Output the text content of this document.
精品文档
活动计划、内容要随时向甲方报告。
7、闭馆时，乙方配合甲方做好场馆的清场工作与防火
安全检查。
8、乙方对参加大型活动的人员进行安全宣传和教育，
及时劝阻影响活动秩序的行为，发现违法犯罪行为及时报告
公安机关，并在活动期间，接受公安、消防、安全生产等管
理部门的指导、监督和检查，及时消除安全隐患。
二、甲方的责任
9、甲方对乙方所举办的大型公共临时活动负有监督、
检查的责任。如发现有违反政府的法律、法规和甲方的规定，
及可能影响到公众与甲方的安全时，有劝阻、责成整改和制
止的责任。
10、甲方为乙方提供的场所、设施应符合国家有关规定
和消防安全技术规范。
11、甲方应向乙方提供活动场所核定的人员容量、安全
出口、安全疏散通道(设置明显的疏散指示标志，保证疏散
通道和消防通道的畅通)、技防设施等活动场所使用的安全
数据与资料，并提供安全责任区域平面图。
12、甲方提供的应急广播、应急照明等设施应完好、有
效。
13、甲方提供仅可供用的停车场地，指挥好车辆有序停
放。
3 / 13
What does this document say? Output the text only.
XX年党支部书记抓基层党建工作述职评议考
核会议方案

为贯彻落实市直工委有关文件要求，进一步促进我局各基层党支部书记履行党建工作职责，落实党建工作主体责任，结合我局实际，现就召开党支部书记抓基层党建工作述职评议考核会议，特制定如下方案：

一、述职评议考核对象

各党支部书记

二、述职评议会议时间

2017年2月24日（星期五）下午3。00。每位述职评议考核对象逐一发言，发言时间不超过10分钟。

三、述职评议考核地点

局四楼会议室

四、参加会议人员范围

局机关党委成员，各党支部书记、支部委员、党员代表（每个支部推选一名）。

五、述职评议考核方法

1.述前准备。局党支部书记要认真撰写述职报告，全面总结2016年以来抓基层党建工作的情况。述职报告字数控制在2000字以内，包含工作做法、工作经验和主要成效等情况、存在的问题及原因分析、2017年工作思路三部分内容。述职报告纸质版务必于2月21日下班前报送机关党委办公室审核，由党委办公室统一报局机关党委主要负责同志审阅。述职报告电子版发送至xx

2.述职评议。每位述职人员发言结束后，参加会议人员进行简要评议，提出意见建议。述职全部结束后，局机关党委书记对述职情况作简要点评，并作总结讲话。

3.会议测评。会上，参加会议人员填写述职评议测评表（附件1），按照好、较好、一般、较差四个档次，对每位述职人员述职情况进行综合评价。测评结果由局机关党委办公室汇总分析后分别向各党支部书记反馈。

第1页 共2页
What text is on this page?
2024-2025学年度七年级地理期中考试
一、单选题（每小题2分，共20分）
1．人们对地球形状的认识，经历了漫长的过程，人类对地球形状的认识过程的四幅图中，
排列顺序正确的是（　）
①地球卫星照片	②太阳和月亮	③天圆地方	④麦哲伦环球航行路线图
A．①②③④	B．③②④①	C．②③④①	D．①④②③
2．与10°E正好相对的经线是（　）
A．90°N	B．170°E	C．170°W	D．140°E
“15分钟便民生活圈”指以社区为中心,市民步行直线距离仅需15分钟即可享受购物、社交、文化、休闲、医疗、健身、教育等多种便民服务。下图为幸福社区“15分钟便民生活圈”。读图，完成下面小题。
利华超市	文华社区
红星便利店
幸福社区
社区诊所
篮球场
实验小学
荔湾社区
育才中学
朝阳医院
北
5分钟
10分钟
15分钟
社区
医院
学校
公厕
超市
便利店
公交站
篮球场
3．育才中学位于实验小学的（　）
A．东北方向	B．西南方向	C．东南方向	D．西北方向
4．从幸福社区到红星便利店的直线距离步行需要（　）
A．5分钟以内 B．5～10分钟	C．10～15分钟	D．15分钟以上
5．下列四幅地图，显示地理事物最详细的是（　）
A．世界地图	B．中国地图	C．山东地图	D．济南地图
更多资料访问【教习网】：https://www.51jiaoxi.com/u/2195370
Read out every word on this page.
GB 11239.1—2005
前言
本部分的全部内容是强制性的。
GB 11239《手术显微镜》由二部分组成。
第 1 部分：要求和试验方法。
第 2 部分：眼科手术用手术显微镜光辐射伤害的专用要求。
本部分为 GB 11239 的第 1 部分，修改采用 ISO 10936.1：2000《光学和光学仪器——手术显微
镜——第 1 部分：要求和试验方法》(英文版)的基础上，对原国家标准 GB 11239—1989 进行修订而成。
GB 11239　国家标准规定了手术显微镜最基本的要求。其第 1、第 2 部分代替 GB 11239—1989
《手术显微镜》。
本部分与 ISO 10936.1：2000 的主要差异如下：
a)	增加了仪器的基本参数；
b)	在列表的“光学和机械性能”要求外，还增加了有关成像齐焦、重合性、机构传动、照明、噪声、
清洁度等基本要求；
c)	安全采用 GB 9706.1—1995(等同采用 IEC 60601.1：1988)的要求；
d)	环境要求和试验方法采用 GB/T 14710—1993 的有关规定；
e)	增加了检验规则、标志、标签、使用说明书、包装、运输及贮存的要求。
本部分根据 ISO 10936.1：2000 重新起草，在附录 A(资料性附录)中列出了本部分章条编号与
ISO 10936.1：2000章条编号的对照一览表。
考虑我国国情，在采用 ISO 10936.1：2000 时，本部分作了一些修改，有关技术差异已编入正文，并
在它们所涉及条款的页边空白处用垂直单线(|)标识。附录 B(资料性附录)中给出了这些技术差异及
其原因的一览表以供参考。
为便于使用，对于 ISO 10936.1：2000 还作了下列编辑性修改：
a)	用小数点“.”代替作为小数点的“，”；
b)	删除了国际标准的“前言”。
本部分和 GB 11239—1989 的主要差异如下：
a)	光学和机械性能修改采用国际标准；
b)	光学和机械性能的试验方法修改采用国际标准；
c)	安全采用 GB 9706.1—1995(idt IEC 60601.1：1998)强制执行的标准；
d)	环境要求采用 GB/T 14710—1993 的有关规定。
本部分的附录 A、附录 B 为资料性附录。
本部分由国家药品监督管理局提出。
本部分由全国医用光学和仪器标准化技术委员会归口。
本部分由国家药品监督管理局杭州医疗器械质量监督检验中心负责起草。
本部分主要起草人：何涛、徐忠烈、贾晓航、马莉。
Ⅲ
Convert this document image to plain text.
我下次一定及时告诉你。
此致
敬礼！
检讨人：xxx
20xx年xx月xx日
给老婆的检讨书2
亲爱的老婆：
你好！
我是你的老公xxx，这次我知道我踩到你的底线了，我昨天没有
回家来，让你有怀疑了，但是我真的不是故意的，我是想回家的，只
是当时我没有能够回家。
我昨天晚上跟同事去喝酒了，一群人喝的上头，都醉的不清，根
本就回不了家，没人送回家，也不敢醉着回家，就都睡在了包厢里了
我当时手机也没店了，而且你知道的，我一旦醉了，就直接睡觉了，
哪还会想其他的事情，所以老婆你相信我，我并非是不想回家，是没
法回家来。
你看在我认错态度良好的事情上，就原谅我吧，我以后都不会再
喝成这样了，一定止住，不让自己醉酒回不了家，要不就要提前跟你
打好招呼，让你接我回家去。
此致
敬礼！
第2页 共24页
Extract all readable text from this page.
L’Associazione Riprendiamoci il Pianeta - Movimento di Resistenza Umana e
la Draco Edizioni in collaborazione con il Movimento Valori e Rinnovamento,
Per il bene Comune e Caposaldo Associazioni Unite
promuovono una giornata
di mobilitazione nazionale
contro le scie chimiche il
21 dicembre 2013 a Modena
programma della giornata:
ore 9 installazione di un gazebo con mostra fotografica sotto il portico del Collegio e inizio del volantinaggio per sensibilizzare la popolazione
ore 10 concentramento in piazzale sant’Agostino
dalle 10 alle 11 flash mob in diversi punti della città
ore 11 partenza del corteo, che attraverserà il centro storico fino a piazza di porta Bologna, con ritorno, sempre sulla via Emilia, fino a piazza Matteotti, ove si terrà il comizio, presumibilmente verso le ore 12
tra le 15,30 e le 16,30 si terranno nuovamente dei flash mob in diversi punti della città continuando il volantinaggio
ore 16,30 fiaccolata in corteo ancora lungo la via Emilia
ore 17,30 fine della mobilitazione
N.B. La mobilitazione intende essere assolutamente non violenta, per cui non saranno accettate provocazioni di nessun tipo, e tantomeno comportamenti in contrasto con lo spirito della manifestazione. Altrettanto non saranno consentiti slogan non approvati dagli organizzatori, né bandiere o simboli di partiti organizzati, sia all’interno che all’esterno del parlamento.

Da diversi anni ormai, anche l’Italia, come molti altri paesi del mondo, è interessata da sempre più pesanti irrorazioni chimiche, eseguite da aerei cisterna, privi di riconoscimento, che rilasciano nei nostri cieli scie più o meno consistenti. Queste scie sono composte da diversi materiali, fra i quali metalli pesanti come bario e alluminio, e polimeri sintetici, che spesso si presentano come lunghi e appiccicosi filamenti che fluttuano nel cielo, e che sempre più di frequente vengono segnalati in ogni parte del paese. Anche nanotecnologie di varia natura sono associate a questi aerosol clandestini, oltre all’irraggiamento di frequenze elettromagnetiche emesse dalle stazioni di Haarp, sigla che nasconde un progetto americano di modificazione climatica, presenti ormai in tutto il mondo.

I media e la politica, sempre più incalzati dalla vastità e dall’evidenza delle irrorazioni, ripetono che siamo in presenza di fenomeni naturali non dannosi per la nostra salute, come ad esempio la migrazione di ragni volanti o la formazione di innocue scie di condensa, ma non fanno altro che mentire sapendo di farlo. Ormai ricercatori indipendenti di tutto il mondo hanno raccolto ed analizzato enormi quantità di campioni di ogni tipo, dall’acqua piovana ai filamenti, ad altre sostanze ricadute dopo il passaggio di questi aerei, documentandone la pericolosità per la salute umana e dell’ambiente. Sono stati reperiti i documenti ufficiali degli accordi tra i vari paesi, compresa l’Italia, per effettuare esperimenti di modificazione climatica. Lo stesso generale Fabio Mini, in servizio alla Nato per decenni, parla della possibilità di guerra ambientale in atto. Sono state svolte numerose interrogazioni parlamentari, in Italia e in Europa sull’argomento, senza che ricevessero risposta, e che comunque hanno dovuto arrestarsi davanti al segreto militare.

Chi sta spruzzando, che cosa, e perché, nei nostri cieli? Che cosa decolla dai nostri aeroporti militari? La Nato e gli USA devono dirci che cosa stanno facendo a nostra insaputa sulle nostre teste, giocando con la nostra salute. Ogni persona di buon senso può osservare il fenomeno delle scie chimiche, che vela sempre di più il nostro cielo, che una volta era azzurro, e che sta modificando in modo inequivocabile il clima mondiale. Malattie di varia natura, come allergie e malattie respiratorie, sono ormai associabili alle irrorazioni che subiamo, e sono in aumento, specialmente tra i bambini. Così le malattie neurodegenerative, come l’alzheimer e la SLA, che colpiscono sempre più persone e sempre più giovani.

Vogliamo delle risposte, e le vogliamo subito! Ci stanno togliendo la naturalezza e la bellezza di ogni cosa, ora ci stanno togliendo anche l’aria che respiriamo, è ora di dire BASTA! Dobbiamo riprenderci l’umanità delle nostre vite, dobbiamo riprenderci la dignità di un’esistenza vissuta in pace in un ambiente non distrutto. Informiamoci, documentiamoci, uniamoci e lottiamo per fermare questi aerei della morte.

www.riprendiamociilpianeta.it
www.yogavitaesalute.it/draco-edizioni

▸ **AIM OF THE TASK**
Provide the number of lines in these entries that hold the word "diversi", without any accompanying text.

▸ **RESPONSE FOR THIS EXERCISE**
3